Challenge: Leave the pictures out. Return all other data exactly.
>> Begin
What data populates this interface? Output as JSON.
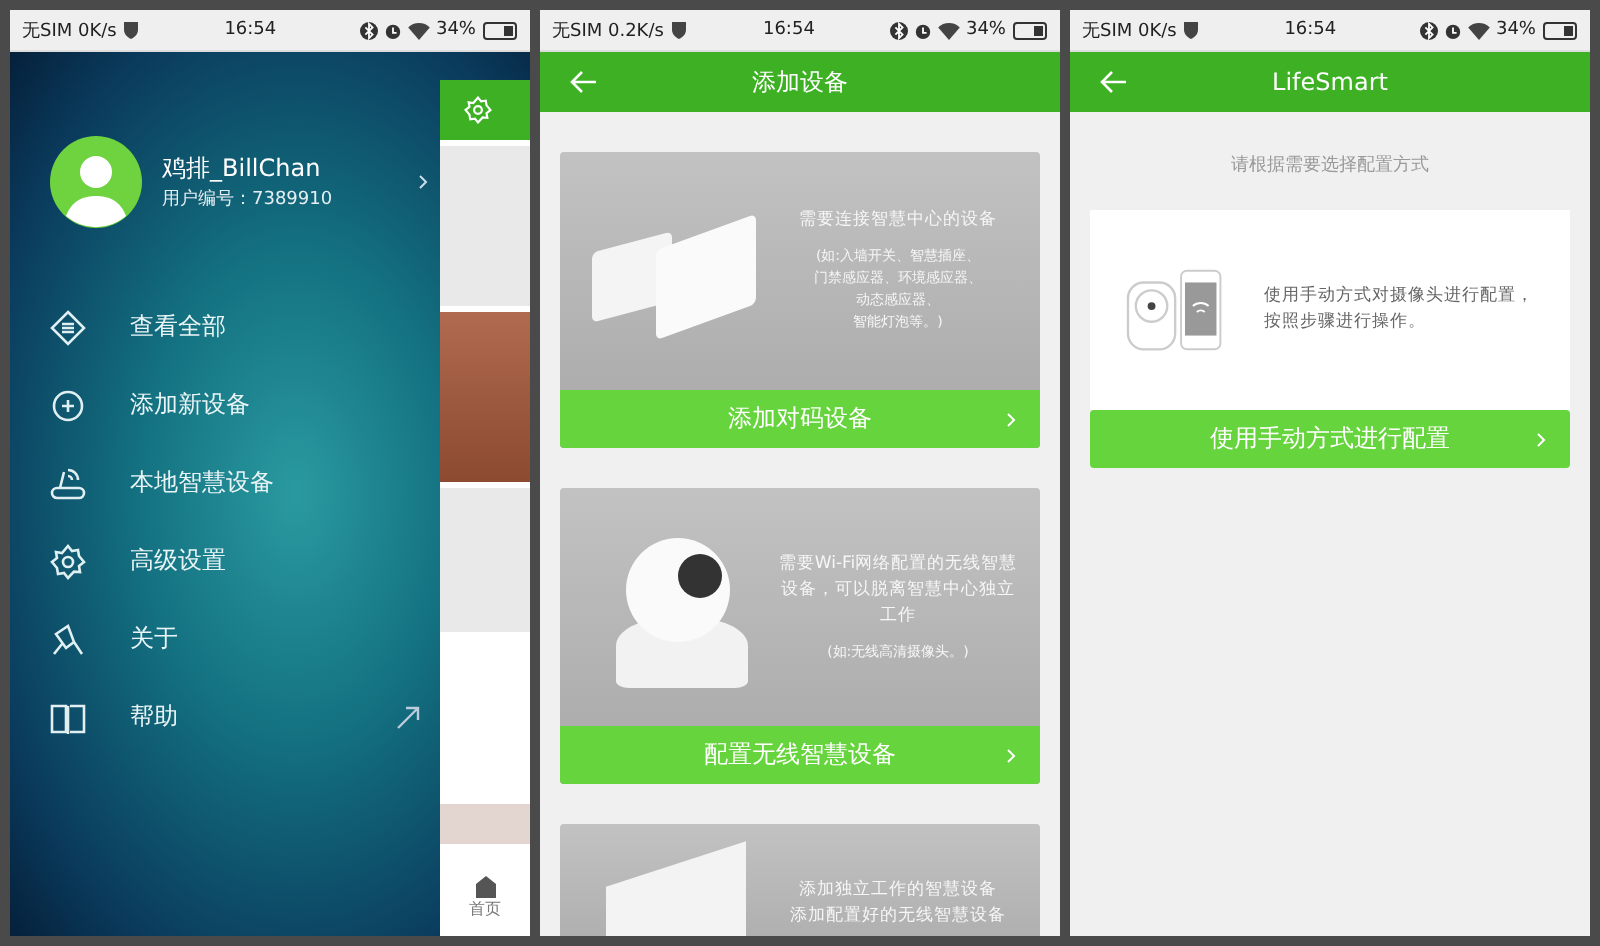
{
  "phones": [
    {
      "kind": "drawer",
      "status": {
        "network": "无SIM 0K/s",
        "time": "16:54",
        "battery": "34%"
      },
      "profile": {
        "name": "鸡排_BillChan",
        "user_id": "用户编号：7389910"
      },
      "menu": [
        {
          "label": "查看全部",
          "external": false
        },
        {
          "label": "添加新设备",
          "external": false
        },
        {
          "label": "本地智慧设备",
          "external": false
        },
        {
          "label": "高级设置",
          "external": false
        },
        {
          "label": "关于",
          "external": false
        },
        {
          "label": "帮助",
          "external": true
        }
      ],
      "behind": {
        "nav_label": "首页"
      }
    },
    {
      "kind": "cards",
      "status": {
        "network": "无SIM 0.2K/s",
        "time": "16:54",
        "battery": "34%"
      },
      "title": "添加设备",
      "cards": [
        {
          "heading": [
            "需要连接智慧中心的设备"
          ],
          "note": [
            "(如:入墙开关、智慧插座、",
            "门禁感应器、环境感应器、",
            "动态感应器、",
            "智能灯泡等。)"
          ],
          "button": "添加对码设备"
        },
        {
          "heading": [
            "需要Wi-Fi网络配置的无线智慧",
            "设备，可以脱离智慧中心独立",
            "工作"
          ],
          "note": [
            "(如:无线高清摄像头。)"
          ],
          "button": "配置无线智慧设备"
        },
        {
          "heading": [
            "添加独立工作的智慧设备",
            "添加配置好的无线智慧设备"
          ]
        }
      ]
    },
    {
      "kind": "config",
      "status": {
        "network": "无SIM 0K/s",
        "time": "16:54",
        "battery": "34%"
      },
      "title": "LifeSmart",
      "hint": "请根据需要选择配置方式",
      "option": {
        "text": [
          "使用手动方式对摄像头进行配置，",
          "按照步骤进行操作。"
        ],
        "button": "使用手动方式进行配置"
      }
    }
  ]
}
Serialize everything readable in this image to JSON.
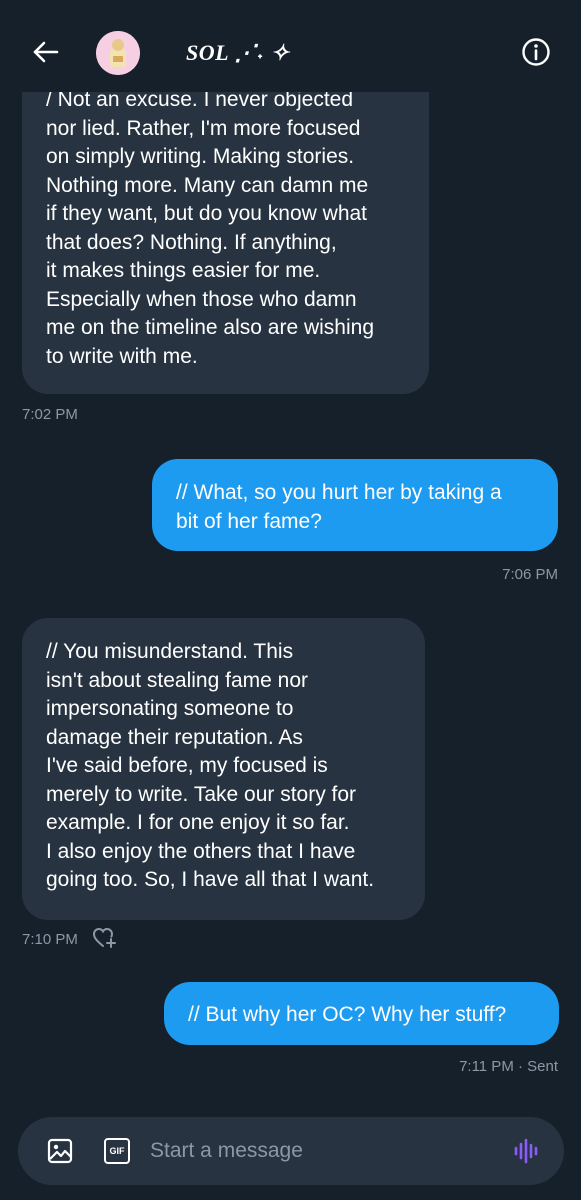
>> End
Worked solution:
What data populates this interface? Output as JSON.
{
  "phones": [
    {
      "kind": "drawer",
      "status": {
        "network": "无SIM 0K/s",
        "time": "16:54",
        "battery": "34%"
      },
      "profile": {
        "name": "鸡排_BillChan",
        "user_id": "用户编号：7389910"
      },
      "menu": [
        {
          "label": "查看全部",
          "external": false
        },
        {
          "label": "添加新设备",
          "external": false
        },
        {
          "label": "本地智慧设备",
          "external": false
        },
        {
          "label": "高级设置",
          "external": false
        },
        {
          "label": "关于",
          "external": false
        },
        {
          "label": "帮助",
          "external": true
        }
      ],
      "behind": {
        "nav_label": "首页"
      }
    },
    {
      "kind": "cards",
      "status": {
        "network": "无SIM 0.2K/s",
        "time": "16:54",
        "battery": "34%"
      },
      "title": "添加设备",
      "cards": [
        {
          "heading": [
            "需要连接智慧中心的设备"
          ],
          "note": [
            "(如:入墙开关、智慧插座、",
            "门禁感应器、环境感应器、",
            "动态感应器、",
            "智能灯泡等。)"
          ],
          "button": "添加对码设备"
        },
        {
          "heading": [
            "需要Wi-Fi网络配置的无线智慧",
            "设备，可以脱离智慧中心独立",
            "工作"
          ],
          "note": [
            "(如:无线高清摄像头。)"
          ],
          "button": "配置无线智慧设备"
        },
        {
          "heading": [
            "添加独立工作的智慧设备",
            "添加配置好的无线智慧设备"
          ]
        }
      ]
    },
    {
      "kind": "config",
      "status": {
        "network": "无SIM 0K/s",
        "time": "16:54",
        "battery": "34%"
      },
      "title": "LifeSmart",
      "hint": "请根据需要选择配置方式",
      "option": {
        "text": [
          "使用手动方式对摄像头进行配置，",
          "按照步骤进行操作。"
        ],
        "button": "使用手动方式进行配置"
      }
    }
  ]
}
Serialize everything readable in this image to JSON.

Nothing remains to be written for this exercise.